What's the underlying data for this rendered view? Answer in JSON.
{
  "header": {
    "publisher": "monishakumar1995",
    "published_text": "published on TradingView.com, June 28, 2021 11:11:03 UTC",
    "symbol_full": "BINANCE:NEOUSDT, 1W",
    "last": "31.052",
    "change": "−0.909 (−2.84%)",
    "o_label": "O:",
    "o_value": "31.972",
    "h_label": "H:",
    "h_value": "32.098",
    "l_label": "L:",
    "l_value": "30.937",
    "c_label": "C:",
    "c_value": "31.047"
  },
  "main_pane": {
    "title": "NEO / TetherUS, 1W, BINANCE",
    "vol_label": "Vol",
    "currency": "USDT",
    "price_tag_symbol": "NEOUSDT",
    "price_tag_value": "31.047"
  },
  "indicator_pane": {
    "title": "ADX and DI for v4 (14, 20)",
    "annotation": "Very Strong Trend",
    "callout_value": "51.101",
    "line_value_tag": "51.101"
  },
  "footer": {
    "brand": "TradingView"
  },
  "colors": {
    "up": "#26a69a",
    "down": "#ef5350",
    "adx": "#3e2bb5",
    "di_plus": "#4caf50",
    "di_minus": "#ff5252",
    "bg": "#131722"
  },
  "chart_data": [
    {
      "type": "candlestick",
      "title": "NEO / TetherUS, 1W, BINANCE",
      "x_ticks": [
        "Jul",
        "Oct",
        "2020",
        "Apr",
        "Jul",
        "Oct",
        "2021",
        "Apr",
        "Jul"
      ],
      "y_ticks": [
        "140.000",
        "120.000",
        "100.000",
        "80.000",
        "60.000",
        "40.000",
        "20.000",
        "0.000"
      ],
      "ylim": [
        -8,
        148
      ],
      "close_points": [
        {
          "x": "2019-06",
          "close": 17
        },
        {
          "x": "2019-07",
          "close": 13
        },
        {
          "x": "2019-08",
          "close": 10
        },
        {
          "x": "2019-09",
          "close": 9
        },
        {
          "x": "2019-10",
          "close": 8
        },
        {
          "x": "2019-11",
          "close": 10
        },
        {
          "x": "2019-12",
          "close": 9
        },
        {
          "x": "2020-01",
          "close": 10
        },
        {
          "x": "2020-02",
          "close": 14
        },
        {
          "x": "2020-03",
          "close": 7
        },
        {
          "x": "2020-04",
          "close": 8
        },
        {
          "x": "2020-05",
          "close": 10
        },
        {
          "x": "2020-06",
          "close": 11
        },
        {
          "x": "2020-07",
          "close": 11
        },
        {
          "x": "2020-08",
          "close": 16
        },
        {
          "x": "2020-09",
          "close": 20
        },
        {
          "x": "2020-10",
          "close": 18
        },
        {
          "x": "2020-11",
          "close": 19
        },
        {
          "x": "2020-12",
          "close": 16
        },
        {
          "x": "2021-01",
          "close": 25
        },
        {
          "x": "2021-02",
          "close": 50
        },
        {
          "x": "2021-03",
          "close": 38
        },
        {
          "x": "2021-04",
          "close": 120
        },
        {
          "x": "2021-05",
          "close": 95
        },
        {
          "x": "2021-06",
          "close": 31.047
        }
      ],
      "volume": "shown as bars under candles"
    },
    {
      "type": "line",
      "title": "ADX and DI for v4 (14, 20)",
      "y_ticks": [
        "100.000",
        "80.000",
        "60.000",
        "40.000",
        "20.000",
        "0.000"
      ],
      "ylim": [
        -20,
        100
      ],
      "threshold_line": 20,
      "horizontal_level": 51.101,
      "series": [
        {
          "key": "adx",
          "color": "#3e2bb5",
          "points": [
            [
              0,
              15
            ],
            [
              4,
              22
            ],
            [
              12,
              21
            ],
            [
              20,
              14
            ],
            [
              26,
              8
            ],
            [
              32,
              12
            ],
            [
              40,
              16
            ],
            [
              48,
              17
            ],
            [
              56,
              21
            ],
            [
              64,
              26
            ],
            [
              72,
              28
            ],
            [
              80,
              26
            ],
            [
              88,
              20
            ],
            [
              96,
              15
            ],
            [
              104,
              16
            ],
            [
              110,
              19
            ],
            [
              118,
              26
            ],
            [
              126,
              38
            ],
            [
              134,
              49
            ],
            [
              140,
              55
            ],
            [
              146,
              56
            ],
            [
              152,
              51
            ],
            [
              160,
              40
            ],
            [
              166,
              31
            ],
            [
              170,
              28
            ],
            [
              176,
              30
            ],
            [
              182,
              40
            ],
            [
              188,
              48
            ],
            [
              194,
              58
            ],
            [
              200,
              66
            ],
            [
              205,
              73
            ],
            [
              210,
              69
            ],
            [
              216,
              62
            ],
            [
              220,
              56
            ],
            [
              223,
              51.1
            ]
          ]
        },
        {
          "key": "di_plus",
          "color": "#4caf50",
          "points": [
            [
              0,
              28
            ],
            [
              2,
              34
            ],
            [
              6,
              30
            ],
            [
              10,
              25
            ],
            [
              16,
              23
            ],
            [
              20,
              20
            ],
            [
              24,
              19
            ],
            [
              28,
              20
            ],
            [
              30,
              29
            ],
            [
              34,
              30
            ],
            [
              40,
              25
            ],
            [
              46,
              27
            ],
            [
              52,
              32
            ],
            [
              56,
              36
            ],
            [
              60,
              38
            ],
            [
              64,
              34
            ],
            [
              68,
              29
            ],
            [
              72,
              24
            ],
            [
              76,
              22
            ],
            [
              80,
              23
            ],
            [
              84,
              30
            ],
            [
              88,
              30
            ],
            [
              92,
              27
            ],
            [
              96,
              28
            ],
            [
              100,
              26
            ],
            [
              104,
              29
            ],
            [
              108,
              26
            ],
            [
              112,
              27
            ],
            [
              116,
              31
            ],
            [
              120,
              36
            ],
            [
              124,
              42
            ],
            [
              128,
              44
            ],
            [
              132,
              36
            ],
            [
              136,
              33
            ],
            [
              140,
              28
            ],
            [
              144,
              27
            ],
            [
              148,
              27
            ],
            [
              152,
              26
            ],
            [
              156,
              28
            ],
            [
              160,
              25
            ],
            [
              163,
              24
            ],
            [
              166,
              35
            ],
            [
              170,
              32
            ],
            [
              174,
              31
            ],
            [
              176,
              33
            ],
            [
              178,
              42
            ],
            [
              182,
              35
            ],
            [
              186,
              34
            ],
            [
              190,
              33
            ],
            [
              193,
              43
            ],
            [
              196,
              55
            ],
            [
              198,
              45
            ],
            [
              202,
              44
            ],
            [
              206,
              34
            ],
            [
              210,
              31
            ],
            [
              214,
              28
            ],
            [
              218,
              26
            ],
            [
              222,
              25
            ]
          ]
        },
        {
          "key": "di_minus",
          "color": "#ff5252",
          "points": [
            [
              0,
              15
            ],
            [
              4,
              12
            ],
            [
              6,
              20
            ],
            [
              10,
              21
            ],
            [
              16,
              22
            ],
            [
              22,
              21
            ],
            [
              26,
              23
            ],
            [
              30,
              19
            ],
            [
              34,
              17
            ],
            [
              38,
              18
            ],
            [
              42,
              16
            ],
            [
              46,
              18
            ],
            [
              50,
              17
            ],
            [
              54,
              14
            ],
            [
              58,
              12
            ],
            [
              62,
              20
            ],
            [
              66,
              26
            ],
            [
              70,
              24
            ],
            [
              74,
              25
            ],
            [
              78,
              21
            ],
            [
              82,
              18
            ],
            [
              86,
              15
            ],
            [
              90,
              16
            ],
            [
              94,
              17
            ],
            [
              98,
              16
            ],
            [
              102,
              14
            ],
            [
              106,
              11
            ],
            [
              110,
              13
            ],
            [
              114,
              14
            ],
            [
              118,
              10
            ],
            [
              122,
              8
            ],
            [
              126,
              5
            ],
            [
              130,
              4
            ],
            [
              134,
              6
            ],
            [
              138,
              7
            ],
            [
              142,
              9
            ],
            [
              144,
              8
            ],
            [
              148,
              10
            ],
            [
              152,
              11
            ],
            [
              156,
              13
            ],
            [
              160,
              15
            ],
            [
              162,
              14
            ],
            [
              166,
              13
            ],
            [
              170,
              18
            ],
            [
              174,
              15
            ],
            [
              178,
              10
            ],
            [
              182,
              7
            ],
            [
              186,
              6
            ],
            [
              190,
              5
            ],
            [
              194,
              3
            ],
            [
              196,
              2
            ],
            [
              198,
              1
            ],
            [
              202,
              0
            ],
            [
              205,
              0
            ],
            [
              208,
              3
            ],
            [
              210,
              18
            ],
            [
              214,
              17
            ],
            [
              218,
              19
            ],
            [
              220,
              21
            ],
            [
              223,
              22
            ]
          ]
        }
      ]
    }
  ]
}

----

• The exercise
Identify and copy the lines holding the word "title".

• Solution for this exercise
    "title": "NEO / TetherUS, 1W, BINANCE",
    "title": "ADX and DI for v4 (14, 20)",
      "title": "NEO / TetherUS, 1W, BINANCE",
      "title": "ADX and DI for v4 (14, 20)",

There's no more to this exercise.